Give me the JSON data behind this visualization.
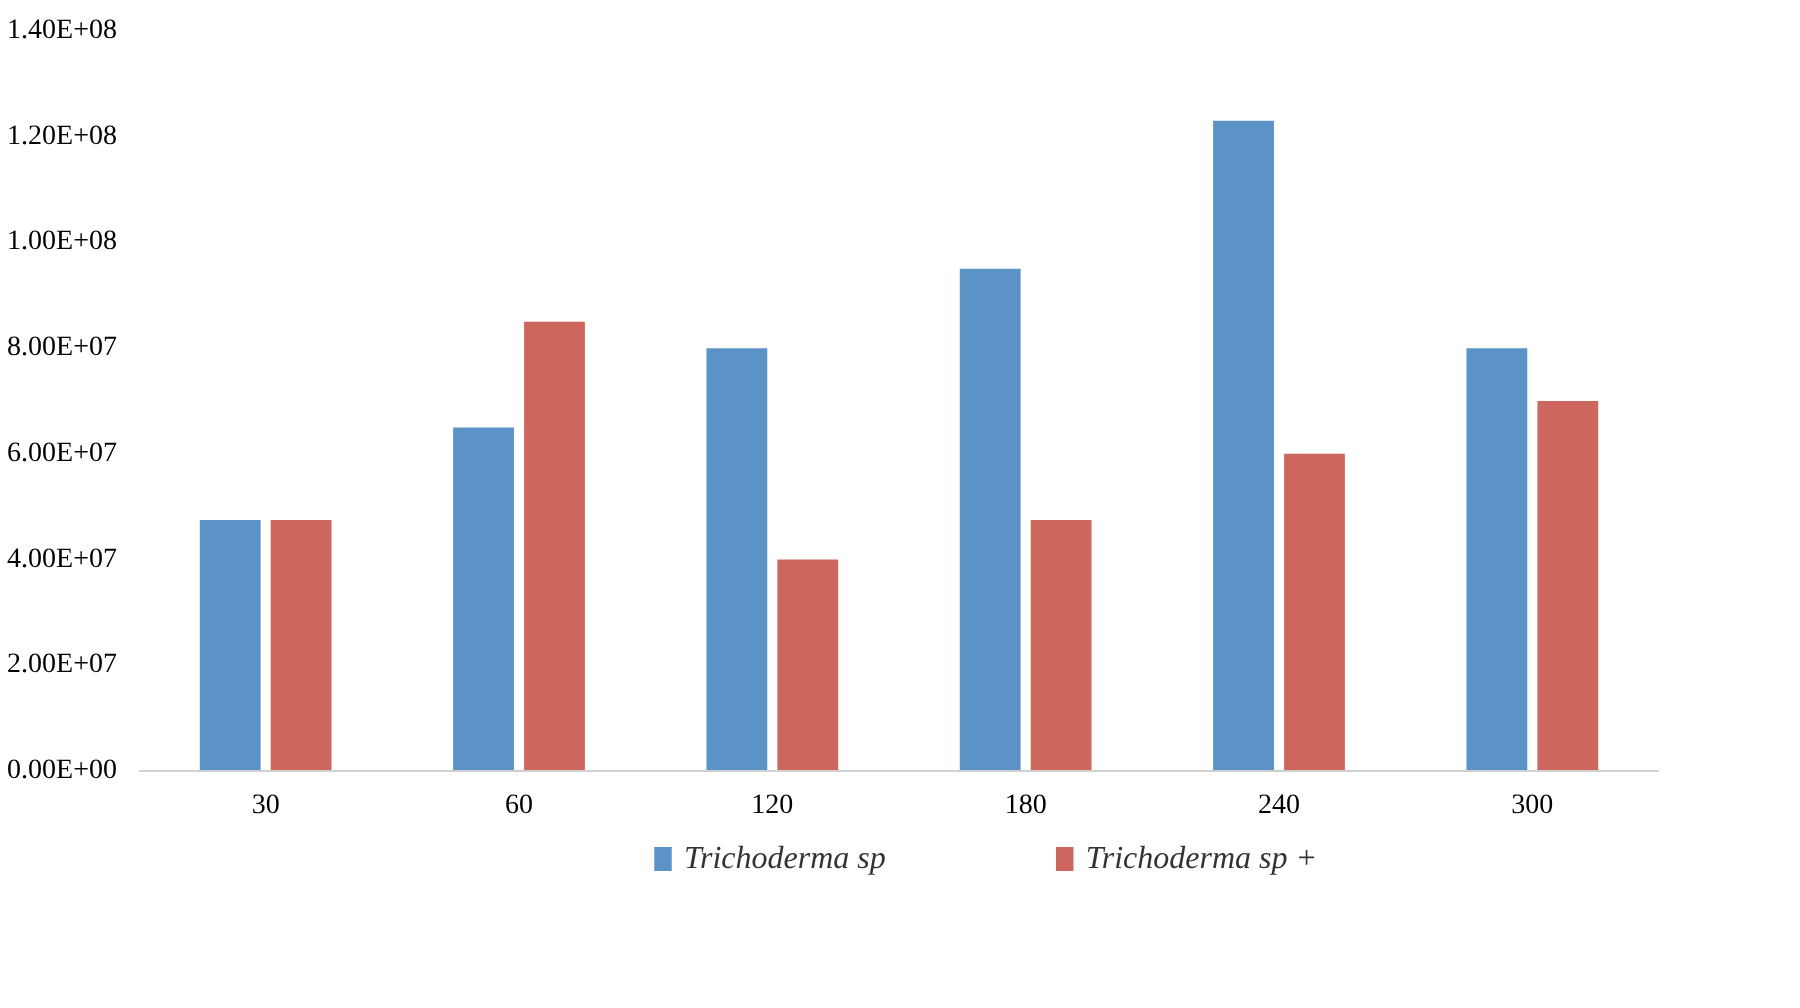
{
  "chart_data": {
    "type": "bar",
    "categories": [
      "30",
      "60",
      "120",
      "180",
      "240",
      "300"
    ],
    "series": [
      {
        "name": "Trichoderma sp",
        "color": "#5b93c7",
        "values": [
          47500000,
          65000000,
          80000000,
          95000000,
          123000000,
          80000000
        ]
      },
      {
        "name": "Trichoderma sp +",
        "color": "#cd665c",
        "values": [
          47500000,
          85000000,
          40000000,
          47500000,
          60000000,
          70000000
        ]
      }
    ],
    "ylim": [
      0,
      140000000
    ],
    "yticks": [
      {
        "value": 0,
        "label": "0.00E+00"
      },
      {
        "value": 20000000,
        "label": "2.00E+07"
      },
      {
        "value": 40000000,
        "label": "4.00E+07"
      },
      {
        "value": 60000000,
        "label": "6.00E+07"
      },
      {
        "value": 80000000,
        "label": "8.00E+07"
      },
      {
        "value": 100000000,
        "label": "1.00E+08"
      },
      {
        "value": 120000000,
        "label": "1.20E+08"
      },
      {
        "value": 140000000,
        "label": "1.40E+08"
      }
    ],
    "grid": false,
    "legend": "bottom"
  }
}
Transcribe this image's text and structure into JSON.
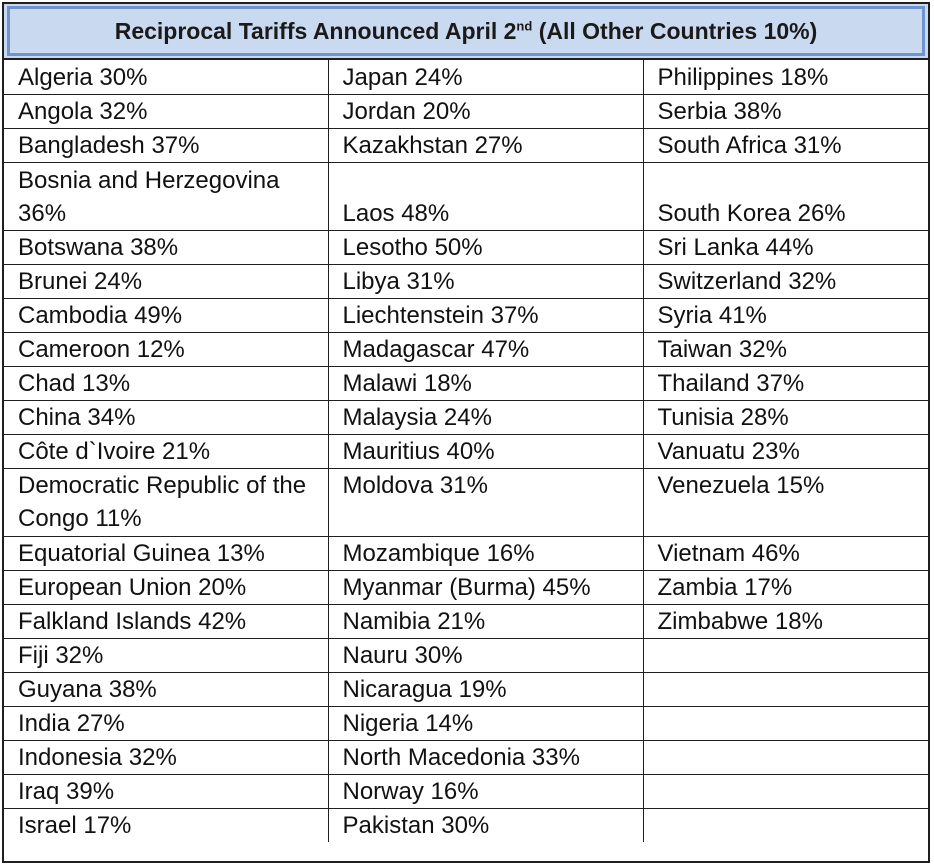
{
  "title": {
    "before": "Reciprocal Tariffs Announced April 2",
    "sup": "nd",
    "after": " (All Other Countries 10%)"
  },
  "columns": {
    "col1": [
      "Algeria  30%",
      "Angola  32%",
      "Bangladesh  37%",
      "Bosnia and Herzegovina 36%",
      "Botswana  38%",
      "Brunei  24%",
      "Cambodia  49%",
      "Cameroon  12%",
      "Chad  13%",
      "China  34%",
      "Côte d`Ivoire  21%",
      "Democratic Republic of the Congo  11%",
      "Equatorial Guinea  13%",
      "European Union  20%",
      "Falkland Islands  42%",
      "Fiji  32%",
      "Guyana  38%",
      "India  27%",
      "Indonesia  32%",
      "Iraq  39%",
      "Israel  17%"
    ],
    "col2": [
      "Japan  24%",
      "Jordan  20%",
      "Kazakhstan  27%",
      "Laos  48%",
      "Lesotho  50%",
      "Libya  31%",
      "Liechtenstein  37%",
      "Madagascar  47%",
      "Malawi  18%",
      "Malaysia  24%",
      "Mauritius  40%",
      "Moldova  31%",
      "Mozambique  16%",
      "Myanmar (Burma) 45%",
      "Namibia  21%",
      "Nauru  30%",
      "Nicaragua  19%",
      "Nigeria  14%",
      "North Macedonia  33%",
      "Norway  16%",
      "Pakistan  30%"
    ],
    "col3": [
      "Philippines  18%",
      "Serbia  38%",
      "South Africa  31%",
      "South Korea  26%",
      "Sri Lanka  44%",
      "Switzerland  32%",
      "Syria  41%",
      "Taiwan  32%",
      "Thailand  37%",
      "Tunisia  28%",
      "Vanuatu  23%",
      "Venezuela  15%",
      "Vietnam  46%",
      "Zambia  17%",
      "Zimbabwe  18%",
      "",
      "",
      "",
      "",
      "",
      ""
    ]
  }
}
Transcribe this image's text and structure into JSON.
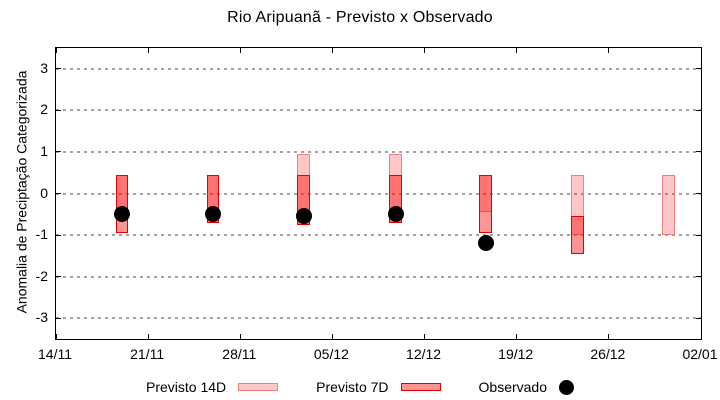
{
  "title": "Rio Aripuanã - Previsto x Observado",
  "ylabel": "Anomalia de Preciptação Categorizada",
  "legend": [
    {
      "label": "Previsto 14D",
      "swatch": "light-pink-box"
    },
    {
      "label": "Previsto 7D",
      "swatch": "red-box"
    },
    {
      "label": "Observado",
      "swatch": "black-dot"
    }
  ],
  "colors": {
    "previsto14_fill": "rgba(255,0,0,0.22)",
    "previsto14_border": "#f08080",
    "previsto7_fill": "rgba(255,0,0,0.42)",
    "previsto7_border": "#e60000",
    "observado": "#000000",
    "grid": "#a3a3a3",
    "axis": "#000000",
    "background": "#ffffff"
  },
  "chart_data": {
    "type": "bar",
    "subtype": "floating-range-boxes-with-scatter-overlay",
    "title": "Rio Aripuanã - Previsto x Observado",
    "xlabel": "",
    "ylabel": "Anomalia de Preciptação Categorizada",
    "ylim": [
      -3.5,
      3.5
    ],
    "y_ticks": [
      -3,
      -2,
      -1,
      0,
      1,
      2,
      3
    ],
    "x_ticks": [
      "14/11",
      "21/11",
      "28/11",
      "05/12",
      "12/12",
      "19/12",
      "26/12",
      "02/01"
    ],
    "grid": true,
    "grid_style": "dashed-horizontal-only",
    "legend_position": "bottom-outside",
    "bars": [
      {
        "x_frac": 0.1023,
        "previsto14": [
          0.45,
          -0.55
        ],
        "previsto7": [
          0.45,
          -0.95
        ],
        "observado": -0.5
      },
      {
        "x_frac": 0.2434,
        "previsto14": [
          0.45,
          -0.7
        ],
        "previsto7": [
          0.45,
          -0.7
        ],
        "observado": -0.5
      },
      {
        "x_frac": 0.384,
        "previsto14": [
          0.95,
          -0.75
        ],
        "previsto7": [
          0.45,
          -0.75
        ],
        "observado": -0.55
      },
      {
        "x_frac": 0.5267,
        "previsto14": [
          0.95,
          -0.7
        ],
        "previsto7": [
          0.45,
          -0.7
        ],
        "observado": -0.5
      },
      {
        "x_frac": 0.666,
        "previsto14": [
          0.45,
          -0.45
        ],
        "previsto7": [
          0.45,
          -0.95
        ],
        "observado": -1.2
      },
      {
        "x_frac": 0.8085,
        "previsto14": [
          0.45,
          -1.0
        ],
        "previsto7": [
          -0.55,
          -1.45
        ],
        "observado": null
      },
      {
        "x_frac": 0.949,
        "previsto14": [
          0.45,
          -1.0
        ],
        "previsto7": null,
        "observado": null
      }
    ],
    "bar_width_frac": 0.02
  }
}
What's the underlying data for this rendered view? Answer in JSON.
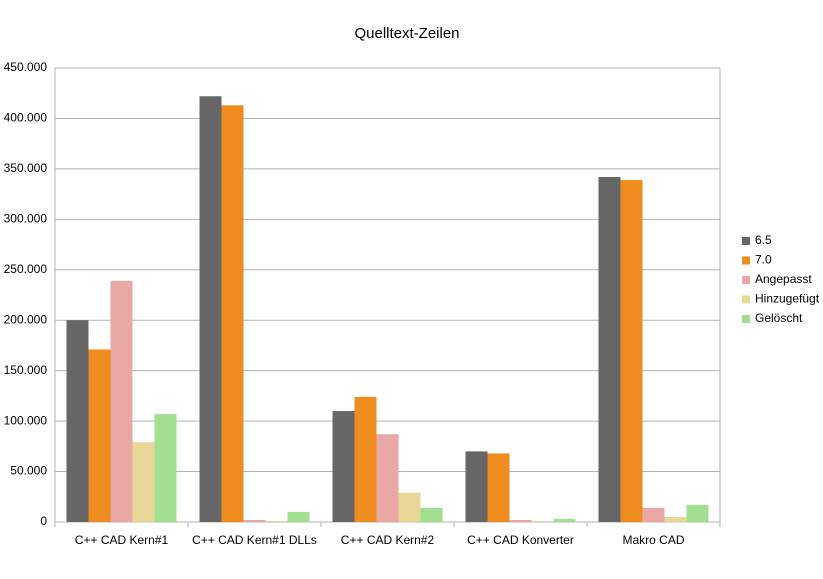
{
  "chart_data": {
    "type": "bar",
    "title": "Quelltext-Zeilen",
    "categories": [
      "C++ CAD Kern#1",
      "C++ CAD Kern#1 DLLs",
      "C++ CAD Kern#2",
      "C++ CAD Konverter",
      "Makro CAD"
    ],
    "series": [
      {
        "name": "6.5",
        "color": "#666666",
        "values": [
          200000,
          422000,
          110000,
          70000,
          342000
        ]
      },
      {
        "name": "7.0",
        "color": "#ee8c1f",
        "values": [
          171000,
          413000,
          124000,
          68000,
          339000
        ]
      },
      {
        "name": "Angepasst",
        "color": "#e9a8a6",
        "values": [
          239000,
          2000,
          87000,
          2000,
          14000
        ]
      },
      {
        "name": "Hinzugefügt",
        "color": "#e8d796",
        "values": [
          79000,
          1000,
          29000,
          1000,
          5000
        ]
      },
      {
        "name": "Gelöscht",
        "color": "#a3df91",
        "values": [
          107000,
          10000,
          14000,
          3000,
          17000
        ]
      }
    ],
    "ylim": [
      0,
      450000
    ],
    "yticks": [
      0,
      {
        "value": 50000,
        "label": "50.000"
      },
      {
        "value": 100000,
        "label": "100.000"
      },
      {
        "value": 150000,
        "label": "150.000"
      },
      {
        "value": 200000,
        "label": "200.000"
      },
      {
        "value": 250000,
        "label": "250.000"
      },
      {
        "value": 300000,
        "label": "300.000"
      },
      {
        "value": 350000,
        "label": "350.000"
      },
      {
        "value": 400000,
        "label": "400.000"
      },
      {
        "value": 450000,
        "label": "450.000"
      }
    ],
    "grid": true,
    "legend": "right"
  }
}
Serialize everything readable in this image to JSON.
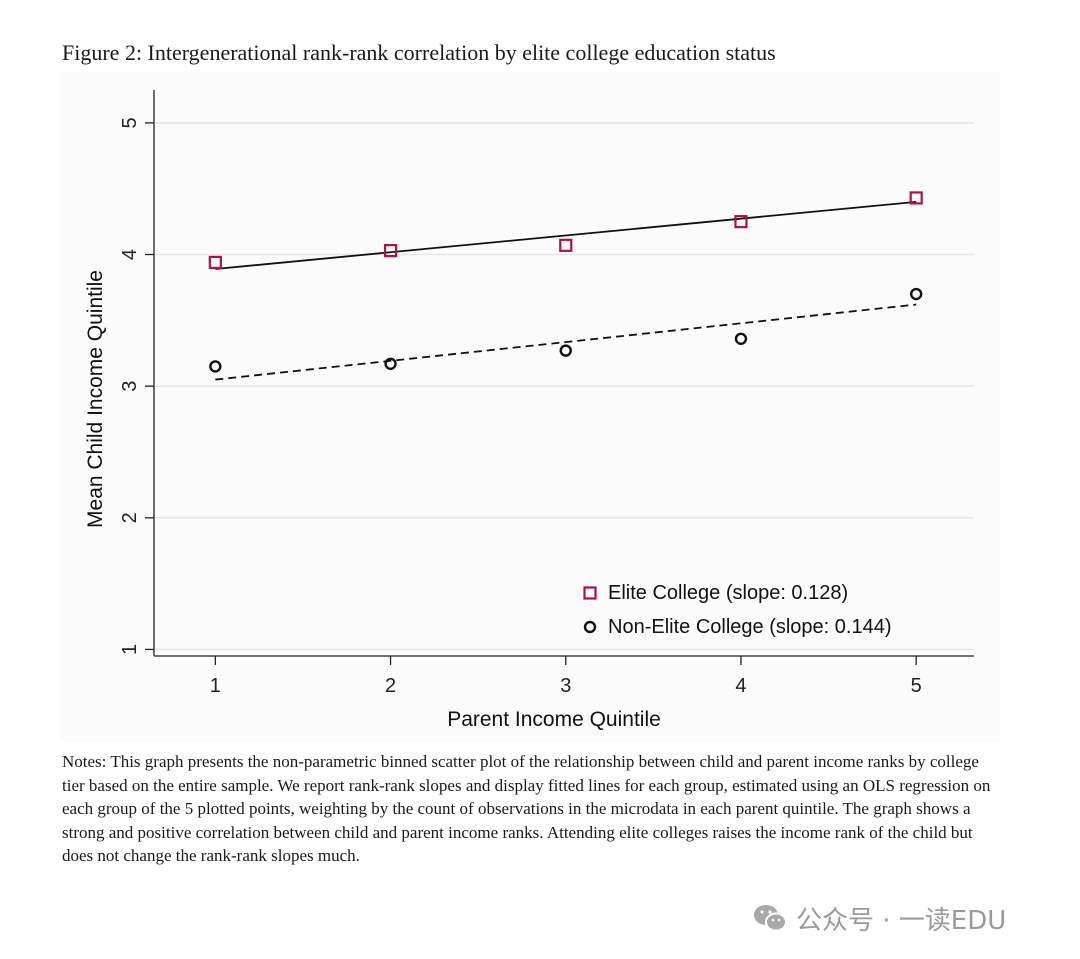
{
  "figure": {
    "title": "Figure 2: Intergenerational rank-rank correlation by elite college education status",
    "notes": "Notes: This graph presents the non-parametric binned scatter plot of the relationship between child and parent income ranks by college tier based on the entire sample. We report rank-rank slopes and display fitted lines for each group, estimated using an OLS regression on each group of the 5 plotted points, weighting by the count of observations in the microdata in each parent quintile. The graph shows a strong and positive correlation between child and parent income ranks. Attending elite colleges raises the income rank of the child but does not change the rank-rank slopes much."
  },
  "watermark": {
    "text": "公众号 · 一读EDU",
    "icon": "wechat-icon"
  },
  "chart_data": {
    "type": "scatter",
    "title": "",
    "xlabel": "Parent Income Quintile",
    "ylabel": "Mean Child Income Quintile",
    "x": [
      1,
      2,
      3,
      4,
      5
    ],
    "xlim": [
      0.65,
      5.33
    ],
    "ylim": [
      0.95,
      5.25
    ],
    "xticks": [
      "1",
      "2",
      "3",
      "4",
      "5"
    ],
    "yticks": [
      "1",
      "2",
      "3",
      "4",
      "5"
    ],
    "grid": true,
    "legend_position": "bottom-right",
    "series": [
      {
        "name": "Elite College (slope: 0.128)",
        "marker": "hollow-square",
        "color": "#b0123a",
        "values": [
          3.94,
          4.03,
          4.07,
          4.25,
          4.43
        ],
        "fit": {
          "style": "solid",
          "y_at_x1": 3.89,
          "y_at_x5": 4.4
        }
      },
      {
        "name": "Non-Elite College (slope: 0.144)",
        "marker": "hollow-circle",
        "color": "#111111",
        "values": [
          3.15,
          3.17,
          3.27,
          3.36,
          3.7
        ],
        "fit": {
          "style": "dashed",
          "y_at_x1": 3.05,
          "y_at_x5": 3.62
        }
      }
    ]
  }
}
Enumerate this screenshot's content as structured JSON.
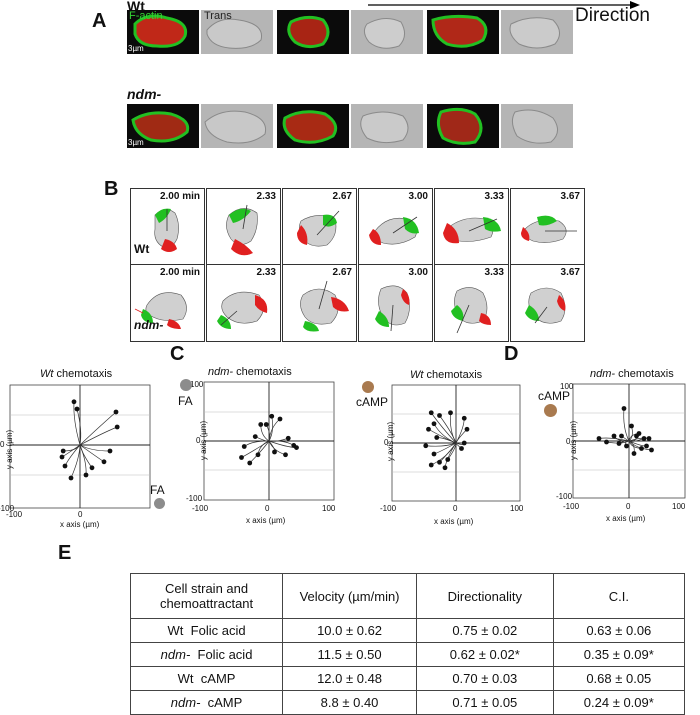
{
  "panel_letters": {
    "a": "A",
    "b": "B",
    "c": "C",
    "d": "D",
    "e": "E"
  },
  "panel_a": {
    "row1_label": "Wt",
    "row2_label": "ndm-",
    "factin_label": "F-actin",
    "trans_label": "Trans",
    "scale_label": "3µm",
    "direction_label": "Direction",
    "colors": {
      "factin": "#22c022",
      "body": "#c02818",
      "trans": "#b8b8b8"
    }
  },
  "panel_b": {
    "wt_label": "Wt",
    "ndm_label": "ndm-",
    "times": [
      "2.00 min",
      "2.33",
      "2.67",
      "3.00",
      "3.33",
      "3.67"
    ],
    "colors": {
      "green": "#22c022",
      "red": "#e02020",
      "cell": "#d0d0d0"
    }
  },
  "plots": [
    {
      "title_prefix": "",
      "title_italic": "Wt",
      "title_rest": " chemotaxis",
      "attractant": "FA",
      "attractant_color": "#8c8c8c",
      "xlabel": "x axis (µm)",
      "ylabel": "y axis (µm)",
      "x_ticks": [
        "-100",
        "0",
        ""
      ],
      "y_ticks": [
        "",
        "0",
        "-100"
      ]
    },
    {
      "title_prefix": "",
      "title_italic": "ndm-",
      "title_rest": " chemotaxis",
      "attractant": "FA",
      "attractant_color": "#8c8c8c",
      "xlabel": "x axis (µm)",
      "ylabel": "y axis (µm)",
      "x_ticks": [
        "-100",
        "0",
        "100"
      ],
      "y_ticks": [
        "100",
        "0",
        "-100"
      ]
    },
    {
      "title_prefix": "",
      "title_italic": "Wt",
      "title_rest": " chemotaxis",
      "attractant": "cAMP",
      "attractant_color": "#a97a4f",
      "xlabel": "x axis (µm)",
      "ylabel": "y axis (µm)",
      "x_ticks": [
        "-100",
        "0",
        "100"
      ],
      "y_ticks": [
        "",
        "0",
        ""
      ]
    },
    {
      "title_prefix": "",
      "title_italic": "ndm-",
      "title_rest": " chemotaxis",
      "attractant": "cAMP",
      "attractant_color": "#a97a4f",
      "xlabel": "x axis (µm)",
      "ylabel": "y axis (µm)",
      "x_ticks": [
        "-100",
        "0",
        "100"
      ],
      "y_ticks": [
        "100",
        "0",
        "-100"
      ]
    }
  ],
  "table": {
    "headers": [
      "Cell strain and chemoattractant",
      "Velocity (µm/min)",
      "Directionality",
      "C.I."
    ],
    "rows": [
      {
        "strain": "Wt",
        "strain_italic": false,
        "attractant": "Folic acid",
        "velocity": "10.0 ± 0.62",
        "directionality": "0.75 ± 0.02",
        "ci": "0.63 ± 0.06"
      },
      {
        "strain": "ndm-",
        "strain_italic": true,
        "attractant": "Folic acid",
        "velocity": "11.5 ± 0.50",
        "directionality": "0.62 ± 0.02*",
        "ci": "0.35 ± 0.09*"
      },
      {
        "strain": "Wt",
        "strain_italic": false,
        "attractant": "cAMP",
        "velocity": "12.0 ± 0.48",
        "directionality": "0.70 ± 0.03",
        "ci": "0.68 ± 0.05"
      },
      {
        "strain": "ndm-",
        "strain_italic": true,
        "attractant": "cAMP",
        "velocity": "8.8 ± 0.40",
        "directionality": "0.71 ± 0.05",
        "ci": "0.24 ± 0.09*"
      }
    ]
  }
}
○ ○ ○ ○ ○ ○ ○
*PROBLEM TO SOLVE*: Search the records for the word "Preciptação", then list every line that has it.

*ANSWER TO THIS TASK*:
  "ylabel": "Anomalia de Preciptação Categorizada",
    "ylabel": "Anomalia de Preciptação Categorizada",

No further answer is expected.